#### [What to work on]
Find every line in the records below that holds the word "泰州市企业简易注销登记办法", and copy it out.

————

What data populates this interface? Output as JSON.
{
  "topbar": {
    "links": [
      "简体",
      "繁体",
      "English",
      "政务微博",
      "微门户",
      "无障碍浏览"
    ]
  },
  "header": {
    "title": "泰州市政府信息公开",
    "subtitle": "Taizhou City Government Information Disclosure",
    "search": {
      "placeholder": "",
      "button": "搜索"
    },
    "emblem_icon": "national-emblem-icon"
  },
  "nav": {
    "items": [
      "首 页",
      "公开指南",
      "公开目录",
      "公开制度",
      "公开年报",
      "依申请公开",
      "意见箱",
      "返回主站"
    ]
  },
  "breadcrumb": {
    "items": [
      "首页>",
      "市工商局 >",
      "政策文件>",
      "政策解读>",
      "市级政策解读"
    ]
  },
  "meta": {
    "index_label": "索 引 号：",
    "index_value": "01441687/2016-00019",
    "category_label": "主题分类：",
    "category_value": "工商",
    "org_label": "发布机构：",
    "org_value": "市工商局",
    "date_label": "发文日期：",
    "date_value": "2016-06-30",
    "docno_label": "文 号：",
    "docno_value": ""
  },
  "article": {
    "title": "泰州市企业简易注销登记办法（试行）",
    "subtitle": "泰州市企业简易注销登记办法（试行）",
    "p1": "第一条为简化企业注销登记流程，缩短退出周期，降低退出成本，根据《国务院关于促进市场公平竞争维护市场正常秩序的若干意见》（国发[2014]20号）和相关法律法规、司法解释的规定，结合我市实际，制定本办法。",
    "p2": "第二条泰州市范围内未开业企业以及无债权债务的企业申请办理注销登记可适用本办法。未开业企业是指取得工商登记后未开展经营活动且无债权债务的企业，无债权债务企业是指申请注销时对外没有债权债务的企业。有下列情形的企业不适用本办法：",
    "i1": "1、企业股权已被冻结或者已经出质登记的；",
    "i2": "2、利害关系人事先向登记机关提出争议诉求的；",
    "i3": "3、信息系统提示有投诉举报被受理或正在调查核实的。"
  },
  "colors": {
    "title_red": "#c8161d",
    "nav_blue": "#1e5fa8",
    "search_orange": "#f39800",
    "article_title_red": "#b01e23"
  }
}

————

#### [Full output]
    "title": "泰州市企业简易注销登记办法（试行）",
    "subtitle": "泰州市企业简易注销登记办法（试行）",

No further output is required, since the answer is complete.